**Set problem**
All of the data needs to be repeated exactly.

** BEGIN Entries shown **

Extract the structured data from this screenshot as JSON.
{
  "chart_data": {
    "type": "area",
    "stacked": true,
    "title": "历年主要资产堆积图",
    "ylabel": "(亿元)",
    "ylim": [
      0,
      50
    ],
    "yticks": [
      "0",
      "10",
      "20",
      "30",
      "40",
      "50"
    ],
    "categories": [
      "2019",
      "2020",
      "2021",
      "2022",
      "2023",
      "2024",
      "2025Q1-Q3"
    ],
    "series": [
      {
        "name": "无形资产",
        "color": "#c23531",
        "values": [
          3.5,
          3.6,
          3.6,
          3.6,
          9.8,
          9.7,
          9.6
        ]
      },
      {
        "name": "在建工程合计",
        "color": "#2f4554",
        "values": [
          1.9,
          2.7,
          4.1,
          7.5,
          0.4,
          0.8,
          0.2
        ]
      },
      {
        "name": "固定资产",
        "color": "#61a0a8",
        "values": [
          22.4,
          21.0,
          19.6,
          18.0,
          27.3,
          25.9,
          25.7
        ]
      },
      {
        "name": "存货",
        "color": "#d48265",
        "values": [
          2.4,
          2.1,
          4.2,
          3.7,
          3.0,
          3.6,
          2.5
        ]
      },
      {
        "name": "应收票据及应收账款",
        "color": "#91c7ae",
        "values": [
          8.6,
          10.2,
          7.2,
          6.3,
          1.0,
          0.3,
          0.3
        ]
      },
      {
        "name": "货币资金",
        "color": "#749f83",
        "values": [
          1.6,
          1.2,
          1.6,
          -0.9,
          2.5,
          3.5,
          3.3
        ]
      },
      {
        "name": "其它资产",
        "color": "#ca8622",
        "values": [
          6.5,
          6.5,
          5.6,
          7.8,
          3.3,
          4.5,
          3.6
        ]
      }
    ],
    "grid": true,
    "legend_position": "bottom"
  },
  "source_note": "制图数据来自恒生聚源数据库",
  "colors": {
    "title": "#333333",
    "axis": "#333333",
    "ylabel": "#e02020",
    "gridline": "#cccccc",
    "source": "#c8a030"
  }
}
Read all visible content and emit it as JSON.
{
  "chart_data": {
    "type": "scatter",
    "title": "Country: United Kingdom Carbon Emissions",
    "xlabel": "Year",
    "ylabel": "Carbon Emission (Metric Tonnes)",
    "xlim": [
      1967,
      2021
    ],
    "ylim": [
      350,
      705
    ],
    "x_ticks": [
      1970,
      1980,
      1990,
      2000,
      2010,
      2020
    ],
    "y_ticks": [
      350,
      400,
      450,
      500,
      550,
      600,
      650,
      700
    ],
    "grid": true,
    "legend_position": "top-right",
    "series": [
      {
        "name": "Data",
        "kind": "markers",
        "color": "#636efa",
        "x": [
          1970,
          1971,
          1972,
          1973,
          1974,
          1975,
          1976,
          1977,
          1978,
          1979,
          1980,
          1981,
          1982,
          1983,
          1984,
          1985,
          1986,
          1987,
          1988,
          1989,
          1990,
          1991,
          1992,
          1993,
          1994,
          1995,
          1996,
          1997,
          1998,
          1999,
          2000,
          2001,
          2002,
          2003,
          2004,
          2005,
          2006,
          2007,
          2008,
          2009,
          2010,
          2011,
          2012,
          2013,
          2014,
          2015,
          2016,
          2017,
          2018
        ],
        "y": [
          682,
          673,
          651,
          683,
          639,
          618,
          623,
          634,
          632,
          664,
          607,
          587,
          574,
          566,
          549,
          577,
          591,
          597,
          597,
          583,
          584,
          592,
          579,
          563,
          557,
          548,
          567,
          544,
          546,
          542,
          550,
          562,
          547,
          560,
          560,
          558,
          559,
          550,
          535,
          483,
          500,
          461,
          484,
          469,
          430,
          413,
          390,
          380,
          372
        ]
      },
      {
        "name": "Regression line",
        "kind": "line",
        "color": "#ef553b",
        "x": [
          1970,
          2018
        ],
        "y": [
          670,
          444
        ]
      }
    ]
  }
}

** END Entries shown **

**Solution for this exercise**
Extract the structured data from this screenshot as JSON.
{
  "chart_data": {
    "type": "area",
    "stacked": true,
    "title": "历年主要资产堆积图",
    "ylabel": "(亿元)",
    "ylim": [
      0,
      50
    ],
    "yticks": [
      "0",
      "10",
      "20",
      "30",
      "40",
      "50"
    ],
    "categories": [
      "2019",
      "2020",
      "2021",
      "2022",
      "2023",
      "2024",
      "2025Q1-Q3"
    ],
    "series": [
      {
        "name": "无形资产",
        "color": "#c23531",
        "values": [
          3.5,
          3.6,
          3.6,
          3.6,
          9.8,
          9.7,
          9.6
        ]
      },
      {
        "name": "在建工程合计",
        "color": "#2f4554",
        "values": [
          1.9,
          2.7,
          4.1,
          7.5,
          0.4,
          0.8,
          0.2
        ]
      },
      {
        "name": "固定资产",
        "color": "#61a0a8",
        "values": [
          22.4,
          21.0,
          19.6,
          18.0,
          27.3,
          25.9,
          25.7
        ]
      },
      {
        "name": "存货",
        "color": "#d48265",
        "values": [
          2.4,
          2.1,
          4.2,
          3.7,
          3.0,
          3.6,
          2.5
        ]
      },
      {
        "name": "应收票据及应收账款",
        "color": "#91c7ae",
        "values": [
          8.6,
          10.2,
          7.2,
          6.3,
          1.0,
          0.3,
          0.3
        ]
      },
      {
        "name": "货币资金",
        "color": "#749f83",
        "values": [
          1.6,
          1.2,
          1.6,
          -0.9,
          2.5,
          3.5,
          3.3
        ]
      },
      {
        "name": "其它资产",
        "color": "#ca8622",
        "values": [
          6.5,
          6.5,
          5.6,
          7.8,
          3.3,
          4.5,
          3.6
        ]
      }
    ],
    "grid": true,
    "legend_position": "bottom"
  },
  "source_note": "制图数据来自恒生聚源数据库",
  "colors": {
    "title": "#333333",
    "axis": "#333333",
    "ylabel": "#e02020",
    "gridline": "#cccccc",
    "source": "#c8a030"
  }
}
Read all visible content and emit it as JSON.
{
  "chart_data": {
    "type": "scatter",
    "title": "Country: United Kingdom Carbon Emissions",
    "xlabel": "Year",
    "ylabel": "Carbon Emission (Metric Tonnes)",
    "xlim": [
      1967,
      2021
    ],
    "ylim": [
      350,
      705
    ],
    "x_ticks": [
      1970,
      1980,
      1990,
      2000,
      2010,
      2020
    ],
    "y_ticks": [
      350,
      400,
      450,
      500,
      550,
      600,
      650,
      700
    ],
    "grid": true,
    "legend_position": "top-right",
    "series": [
      {
        "name": "Data",
        "kind": "markers",
        "color": "#636efa",
        "x": [
          1970,
          1971,
          1972,
          1973,
          1974,
          1975,
          1976,
          1977,
          1978,
          1979,
          1980,
          1981,
          1982,
          1983,
          1984,
          1985,
          1986,
          1987,
          1988,
          1989,
          1990,
          1991,
          1992,
          1993,
          1994,
          1995,
          1996,
          1997,
          1998,
          1999,
          2000,
          2001,
          2002,
          2003,
          2004,
          2005,
          2006,
          2007,
          2008,
          2009,
          2010,
          2011,
          2012,
          2013,
          2014,
          2015,
          2016,
          2017,
          2018
        ],
        "y": [
          682,
          673,
          651,
          683,
          639,
          618,
          623,
          634,
          632,
          664,
          607,
          587,
          574,
          566,
          549,
          577,
          591,
          597,
          597,
          583,
          584,
          592,
          579,
          563,
          557,
          548,
          567,
          544,
          546,
          542,
          550,
          562,
          547,
          560,
          560,
          558,
          559,
          550,
          535,
          483,
          500,
          461,
          484,
          469,
          430,
          413,
          390,
          380,
          372
        ]
      },
      {
        "name": "Regression line",
        "kind": "line",
        "color": "#ef553b",
        "x": [
          1970,
          2018
        ],
        "y": [
          670,
          444
        ]
      }
    ]
  }
}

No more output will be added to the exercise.